WHAT NEEDS TO BE DONE:
Show each line of the data below that has the string "text" in it.

* start RECORDS TO USE *

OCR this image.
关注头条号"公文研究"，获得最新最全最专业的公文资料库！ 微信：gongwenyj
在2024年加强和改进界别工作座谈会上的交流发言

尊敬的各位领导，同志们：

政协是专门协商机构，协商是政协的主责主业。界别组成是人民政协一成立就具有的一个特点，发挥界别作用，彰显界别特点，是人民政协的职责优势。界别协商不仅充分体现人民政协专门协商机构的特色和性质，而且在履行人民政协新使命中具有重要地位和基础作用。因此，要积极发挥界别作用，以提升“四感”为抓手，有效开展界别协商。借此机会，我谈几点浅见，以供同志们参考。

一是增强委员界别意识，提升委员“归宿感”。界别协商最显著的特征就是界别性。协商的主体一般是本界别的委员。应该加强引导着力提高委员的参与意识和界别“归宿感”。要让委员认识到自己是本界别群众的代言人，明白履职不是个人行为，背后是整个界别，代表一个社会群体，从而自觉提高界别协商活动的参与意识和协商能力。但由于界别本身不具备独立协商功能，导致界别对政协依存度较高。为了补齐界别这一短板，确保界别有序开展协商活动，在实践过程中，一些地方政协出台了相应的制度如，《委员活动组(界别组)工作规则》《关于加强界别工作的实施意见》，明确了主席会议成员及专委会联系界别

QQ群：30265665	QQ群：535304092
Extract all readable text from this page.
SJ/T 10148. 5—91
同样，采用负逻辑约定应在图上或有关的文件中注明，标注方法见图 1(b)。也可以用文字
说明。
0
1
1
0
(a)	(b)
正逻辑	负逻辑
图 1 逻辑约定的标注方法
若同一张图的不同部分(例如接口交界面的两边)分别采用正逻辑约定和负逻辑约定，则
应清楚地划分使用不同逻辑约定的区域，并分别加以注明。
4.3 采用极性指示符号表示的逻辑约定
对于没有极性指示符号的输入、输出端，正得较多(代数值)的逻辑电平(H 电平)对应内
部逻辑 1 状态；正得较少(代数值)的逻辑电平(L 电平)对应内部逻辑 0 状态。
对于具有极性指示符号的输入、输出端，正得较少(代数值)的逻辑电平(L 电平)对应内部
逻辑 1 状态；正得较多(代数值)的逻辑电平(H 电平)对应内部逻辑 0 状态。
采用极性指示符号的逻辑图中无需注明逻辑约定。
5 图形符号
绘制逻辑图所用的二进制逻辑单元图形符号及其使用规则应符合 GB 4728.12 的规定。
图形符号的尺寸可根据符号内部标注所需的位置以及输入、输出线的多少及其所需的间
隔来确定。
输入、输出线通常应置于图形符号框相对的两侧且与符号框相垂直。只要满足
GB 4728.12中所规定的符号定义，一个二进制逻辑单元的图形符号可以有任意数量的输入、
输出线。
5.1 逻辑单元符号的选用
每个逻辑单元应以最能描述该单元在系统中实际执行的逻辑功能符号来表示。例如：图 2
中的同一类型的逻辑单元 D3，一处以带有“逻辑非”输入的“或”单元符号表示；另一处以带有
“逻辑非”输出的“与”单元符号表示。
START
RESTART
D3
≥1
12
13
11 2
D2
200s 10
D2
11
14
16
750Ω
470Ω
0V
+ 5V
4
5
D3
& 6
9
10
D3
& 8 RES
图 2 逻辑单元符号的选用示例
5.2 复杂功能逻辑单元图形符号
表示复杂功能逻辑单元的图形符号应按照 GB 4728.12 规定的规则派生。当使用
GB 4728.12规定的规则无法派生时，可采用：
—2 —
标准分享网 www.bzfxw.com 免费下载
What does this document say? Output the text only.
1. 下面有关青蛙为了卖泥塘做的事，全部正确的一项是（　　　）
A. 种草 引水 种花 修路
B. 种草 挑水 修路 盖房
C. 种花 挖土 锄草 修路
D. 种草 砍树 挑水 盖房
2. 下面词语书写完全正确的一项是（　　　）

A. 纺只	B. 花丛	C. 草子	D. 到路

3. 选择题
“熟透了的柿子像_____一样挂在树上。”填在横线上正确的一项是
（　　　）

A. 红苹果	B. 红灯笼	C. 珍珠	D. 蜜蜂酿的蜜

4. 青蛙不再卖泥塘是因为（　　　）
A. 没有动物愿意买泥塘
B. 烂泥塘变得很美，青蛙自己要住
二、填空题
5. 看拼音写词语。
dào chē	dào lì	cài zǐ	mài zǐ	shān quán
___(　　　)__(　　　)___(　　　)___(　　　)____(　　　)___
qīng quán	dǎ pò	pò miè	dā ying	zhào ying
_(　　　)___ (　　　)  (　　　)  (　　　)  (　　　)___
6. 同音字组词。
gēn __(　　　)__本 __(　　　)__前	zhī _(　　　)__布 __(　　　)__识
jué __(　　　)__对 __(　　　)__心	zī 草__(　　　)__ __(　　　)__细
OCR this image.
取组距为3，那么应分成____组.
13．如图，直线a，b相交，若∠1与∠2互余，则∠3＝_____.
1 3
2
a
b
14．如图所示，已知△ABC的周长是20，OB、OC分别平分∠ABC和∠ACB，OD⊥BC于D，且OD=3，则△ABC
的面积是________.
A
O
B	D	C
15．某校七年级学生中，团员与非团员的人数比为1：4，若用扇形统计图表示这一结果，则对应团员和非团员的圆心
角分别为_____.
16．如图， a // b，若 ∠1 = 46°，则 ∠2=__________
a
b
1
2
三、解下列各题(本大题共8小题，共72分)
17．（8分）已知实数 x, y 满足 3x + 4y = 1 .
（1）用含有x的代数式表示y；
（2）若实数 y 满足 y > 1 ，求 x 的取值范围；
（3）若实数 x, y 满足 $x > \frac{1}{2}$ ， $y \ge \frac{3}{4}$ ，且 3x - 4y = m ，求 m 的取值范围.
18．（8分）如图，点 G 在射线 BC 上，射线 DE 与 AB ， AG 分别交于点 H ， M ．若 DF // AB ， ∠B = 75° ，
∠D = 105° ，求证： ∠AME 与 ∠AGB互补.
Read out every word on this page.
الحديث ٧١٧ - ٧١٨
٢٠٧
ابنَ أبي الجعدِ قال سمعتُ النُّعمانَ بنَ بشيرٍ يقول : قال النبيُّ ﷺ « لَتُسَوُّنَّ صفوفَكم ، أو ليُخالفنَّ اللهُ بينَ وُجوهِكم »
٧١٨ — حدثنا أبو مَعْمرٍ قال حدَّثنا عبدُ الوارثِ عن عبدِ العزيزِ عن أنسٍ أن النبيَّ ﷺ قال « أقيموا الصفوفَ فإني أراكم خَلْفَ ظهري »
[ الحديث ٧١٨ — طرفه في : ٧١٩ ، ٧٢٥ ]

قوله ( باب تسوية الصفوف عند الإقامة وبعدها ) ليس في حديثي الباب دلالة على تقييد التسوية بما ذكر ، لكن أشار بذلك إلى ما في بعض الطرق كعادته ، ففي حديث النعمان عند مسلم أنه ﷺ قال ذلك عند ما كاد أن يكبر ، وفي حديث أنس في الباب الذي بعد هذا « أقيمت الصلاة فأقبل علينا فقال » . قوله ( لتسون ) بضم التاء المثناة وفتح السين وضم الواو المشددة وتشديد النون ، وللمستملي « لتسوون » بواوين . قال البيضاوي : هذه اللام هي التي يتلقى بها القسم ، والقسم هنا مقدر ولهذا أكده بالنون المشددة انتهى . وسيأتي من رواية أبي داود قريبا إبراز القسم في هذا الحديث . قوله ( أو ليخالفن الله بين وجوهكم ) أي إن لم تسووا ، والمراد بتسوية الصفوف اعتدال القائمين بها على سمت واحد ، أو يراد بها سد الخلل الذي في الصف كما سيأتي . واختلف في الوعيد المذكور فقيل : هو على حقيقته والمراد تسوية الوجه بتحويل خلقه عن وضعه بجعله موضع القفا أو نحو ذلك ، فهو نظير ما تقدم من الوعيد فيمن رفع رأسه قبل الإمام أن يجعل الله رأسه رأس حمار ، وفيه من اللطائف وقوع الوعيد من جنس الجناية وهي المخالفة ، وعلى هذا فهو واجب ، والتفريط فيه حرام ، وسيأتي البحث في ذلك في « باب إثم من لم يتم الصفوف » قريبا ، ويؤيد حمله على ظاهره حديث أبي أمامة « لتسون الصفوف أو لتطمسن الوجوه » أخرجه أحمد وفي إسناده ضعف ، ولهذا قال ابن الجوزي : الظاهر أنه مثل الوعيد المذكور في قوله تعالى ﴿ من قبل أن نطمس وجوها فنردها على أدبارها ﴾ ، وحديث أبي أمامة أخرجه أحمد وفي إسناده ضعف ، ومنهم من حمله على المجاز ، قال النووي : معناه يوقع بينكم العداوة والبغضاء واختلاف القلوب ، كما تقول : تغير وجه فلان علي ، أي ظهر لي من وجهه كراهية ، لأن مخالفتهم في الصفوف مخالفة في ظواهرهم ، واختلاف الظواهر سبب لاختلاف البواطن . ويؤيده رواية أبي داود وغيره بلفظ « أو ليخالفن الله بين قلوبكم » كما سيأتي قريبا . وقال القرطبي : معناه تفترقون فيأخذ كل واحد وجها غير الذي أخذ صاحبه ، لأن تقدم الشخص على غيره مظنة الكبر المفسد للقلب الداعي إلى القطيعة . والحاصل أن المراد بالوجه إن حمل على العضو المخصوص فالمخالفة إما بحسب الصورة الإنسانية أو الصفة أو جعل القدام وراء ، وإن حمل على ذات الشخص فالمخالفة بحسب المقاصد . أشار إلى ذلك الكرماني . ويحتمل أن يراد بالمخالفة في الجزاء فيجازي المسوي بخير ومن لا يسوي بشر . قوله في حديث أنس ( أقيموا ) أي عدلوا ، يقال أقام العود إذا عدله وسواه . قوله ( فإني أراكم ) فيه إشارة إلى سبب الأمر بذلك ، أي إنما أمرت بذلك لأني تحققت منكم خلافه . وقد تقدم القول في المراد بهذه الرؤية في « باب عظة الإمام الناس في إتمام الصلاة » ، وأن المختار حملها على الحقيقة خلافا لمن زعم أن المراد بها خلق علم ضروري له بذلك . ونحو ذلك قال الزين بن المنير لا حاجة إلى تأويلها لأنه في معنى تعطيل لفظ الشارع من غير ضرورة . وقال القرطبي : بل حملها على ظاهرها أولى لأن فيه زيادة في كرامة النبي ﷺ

* end RECORDS TO USE *

TASK SOLUTION:
Extract all readable text from this page.
What does this document say? Output the text only.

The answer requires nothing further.